→ REQUIRED WORK
Copy the lines holding the word "будто", all of them.

Dataset items
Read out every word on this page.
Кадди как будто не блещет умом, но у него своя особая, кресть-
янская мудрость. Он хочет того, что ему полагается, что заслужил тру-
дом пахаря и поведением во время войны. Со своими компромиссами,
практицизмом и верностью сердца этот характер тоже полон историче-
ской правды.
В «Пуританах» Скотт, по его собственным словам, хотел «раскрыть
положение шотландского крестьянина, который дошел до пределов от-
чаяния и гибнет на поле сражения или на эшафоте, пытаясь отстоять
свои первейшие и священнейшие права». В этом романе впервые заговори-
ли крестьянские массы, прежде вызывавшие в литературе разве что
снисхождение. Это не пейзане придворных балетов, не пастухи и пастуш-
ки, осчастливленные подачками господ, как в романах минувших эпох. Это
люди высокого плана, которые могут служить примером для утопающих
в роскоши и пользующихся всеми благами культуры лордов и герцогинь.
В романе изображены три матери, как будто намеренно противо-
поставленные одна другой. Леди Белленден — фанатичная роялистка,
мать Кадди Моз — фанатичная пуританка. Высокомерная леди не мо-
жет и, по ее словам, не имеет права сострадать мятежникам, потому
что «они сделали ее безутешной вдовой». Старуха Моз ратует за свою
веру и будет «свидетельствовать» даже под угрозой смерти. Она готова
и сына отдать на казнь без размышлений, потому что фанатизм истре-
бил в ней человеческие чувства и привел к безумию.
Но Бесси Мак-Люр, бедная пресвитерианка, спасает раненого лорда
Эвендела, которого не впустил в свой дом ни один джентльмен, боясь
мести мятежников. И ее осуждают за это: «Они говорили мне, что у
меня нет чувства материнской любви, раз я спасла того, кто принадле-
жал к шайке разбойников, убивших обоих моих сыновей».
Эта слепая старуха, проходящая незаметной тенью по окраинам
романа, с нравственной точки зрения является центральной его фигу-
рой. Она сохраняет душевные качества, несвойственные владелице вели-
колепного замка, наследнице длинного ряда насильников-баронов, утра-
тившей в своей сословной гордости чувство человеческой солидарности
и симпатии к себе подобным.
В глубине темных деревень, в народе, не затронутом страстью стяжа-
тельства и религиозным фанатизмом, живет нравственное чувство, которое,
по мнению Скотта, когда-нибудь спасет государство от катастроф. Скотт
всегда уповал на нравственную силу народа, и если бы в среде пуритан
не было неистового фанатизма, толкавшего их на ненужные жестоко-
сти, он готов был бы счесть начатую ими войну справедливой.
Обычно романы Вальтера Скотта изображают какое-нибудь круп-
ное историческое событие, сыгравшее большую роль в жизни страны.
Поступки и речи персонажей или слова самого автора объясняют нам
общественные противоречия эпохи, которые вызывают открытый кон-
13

---

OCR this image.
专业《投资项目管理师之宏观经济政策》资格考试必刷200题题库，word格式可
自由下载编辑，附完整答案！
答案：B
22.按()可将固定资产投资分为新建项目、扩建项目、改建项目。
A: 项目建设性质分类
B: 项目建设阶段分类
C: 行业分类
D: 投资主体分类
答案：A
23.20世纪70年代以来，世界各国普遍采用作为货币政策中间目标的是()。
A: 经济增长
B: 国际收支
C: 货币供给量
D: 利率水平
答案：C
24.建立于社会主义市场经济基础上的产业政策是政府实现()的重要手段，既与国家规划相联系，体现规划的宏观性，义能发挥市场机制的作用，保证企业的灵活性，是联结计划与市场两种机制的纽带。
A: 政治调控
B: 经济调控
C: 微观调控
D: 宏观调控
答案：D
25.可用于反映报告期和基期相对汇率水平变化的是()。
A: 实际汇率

==

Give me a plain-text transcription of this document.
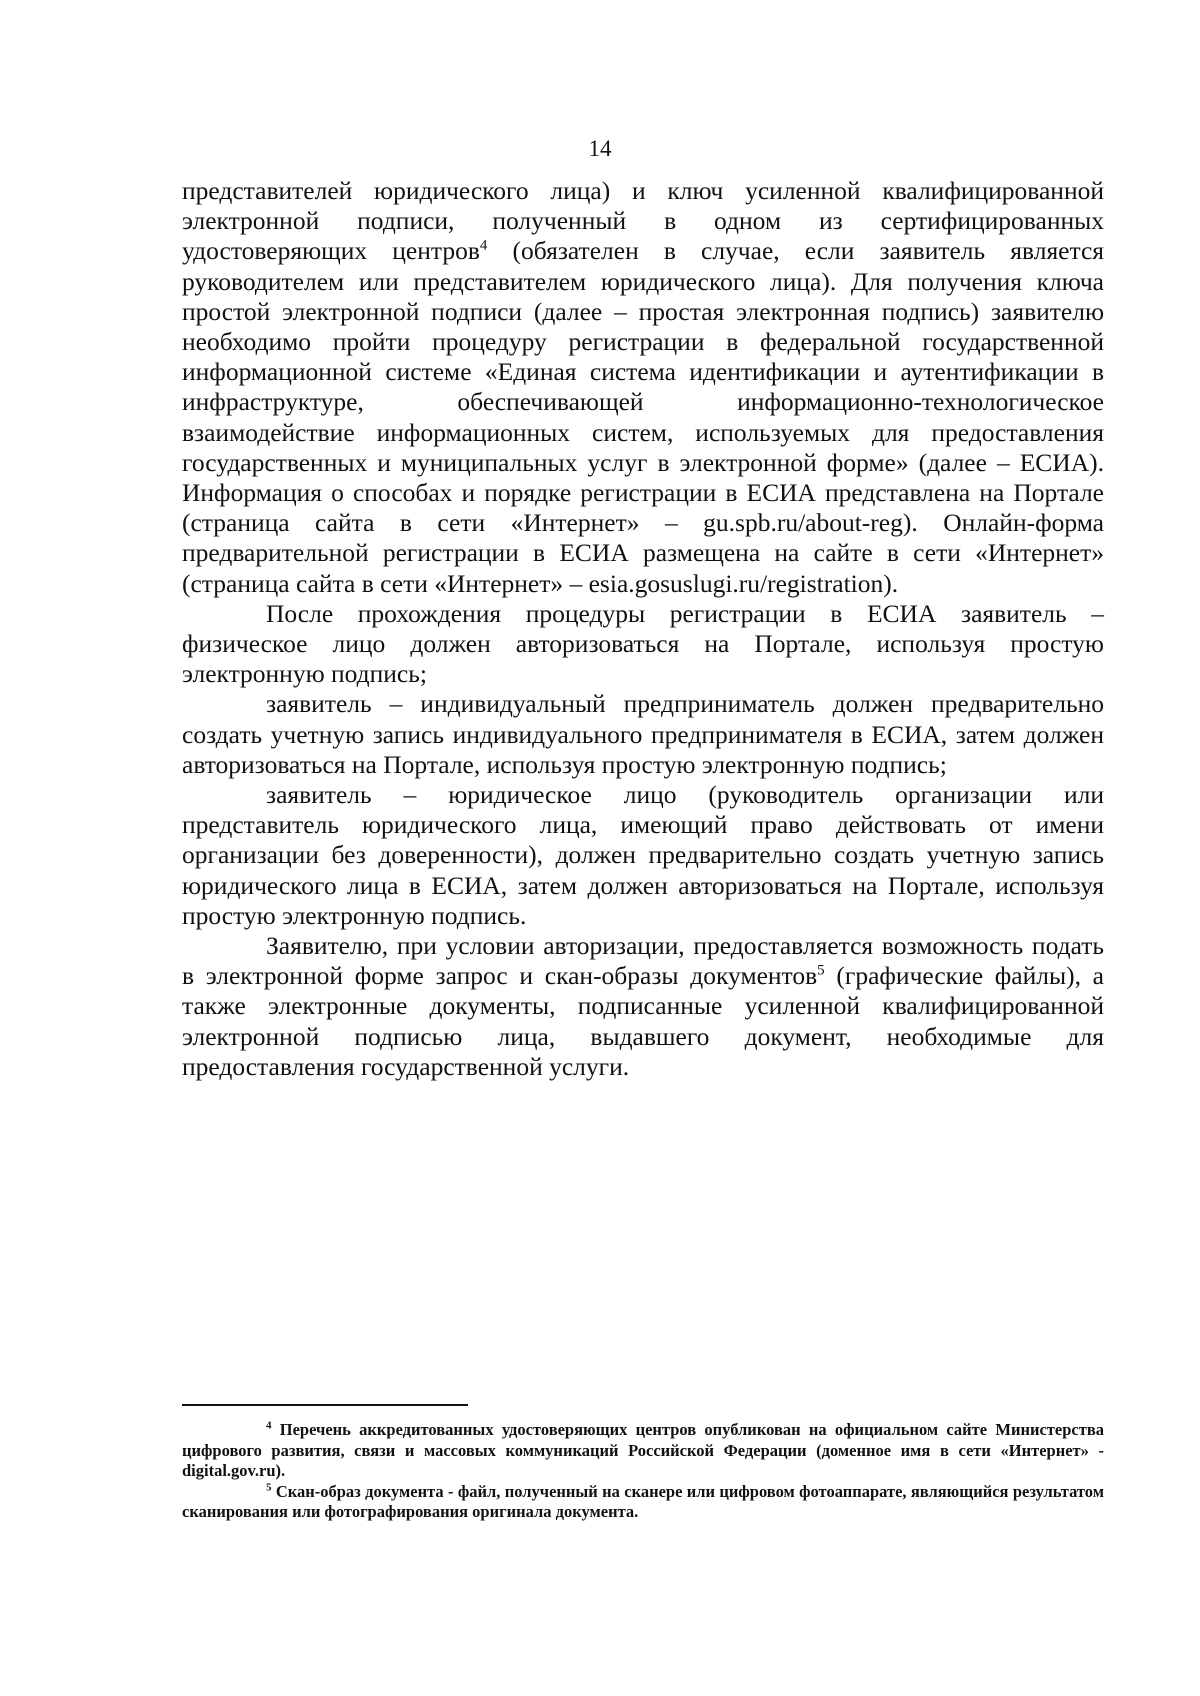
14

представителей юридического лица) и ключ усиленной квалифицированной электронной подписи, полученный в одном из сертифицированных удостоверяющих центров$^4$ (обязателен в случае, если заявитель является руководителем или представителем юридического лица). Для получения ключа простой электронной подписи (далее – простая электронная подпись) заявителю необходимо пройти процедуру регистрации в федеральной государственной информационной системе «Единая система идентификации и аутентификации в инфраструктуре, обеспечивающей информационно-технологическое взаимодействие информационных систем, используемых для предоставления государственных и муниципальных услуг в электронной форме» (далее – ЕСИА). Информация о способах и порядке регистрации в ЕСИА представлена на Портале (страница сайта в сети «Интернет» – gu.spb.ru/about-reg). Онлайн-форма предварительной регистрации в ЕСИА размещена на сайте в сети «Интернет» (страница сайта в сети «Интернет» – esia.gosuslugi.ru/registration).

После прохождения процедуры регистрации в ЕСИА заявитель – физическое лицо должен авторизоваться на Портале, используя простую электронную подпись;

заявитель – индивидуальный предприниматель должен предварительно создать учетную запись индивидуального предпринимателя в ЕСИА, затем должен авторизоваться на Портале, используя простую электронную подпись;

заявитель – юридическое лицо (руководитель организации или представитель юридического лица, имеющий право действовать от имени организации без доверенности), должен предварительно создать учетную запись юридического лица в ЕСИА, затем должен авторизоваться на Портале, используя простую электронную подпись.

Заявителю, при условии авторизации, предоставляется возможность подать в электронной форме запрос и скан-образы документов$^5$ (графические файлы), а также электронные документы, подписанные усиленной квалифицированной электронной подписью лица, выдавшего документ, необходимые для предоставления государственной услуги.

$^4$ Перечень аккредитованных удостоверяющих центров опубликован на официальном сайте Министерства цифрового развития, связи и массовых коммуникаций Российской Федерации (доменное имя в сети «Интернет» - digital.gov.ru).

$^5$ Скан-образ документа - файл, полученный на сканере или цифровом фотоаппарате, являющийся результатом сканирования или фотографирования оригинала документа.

→ SOLVED EXERCISE
Кадди как будто не блещет умом, но у него своя особая, кресть-
В романе изображены три матери, как будто намеренно противо-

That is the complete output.